Records
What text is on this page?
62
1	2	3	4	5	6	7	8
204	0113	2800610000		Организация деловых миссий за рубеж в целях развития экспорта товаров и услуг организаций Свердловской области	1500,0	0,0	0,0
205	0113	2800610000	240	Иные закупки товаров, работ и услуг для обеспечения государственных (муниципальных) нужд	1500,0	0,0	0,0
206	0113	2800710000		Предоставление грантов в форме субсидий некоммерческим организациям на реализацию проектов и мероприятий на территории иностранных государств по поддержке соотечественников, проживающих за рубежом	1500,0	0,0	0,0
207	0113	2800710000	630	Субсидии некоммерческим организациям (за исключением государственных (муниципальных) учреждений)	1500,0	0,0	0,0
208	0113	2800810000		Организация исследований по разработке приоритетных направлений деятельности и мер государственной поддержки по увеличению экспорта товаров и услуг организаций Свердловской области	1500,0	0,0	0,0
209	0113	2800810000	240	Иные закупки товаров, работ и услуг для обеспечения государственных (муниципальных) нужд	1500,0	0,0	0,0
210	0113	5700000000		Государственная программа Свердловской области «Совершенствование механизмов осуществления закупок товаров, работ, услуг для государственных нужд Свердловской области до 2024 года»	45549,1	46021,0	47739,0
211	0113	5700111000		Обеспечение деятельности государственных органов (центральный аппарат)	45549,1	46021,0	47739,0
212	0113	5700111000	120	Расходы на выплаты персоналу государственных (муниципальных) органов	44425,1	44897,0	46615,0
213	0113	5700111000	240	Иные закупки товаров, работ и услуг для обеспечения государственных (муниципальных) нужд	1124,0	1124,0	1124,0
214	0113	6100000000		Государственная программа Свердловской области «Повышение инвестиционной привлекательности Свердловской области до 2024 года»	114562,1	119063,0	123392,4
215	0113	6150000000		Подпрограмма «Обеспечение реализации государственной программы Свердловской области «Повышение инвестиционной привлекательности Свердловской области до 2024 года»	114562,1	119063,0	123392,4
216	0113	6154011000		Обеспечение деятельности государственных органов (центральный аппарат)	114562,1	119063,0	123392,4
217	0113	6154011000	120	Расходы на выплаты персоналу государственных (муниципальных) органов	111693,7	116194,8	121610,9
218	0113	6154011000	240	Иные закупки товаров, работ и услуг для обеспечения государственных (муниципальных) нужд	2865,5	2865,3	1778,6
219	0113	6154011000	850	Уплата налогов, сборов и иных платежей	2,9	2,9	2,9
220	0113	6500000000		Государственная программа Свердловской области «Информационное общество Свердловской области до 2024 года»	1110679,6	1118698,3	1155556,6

● TASK GOAL
Exactly as shown, repeat every record.

● TASK OUTPUT
What text is on this page?
62
1	2	3	4	5	6	7	8
204	0113	2800610000		Организация деловых миссий за рубеж в целях развития экспорта товаров и услуг организаций Свердловской области	1500,0	0,0	0,0
205	0113	2800610000	240	Иные закупки товаров, работ и услуг для обеспечения государственных (муниципальных) нужд	1500,0	0,0	0,0
206	0113	2800710000		Предоставление грантов в форме субсидий некоммерческим организациям на реализацию проектов и мероприятий на территории иностранных государств по поддержке соотечественников, проживающих за рубежом	1500,0	0,0	0,0
207	0113	2800710000	630	Субсидии некоммерческим организациям (за исключением государственных (муниципальных) учреждений)	1500,0	0,0	0,0
208	0113	2800810000		Организация исследований по разработке приоритетных направлений деятельности и мер государственной поддержки по увеличению экспорта товаров и услуг организаций Свердловской области	1500,0	0,0	0,0
209	0113	2800810000	240	Иные закупки товаров, работ и услуг для обеспечения государственных (муниципальных) нужд	1500,0	0,0	0,0
210	0113	5700000000		Государственная программа Свердловской области «Совершенствование механизмов осуществления закупок товаров, работ, услуг для государственных нужд Свердловской области до 2024 года»	45549,1	46021,0	47739,0
211	0113	5700111000		Обеспечение деятельности государственных органов (центральный аппарат)	45549,1	46021,0	47739,0
212	0113	5700111000	120	Расходы на выплаты персоналу государственных (муниципальных) органов	44425,1	44897,0	46615,0
213	0113	5700111000	240	Иные закупки товаров, работ и услуг для обеспечения государственных (муниципальных) нужд	1124,0	1124,0	1124,0
214	0113	6100000000		Государственная программа Свердловской области «Повышение инвестиционной привлекательности Свердловской области до 2024 года»	114562,1	119063,0	123392,4
215	0113	6150000000		Подпрограмма «Обеспечение реализации государственной программы Свердловской области «Повышение инвестиционной привлекательности Свердловской области до 2024 года»	114562,1	119063,0	123392,4
216	0113	6154011000		Обеспечение деятельности государственных органов (центральный аппарат)	114562,1	119063,0	123392,4
217	0113	6154011000	120	Расходы на выплаты персоналу государственных (муниципальных) органов	111693,7	116194,8	121610,9
218	0113	6154011000	240	Иные закупки товаров, работ и услуг для обеспечения государственных (муниципальных) нужд	2865,5	2865,3	1778,6
219	0113	6154011000	850	Уплата налогов, сборов и иных платежей	2,9	2,9	2,9
220	0113	6500000000		Государственная программа Свердловской области «Информационное общество Свердловской области до 2024 года»	1110679,6	1118698,3	1155556,6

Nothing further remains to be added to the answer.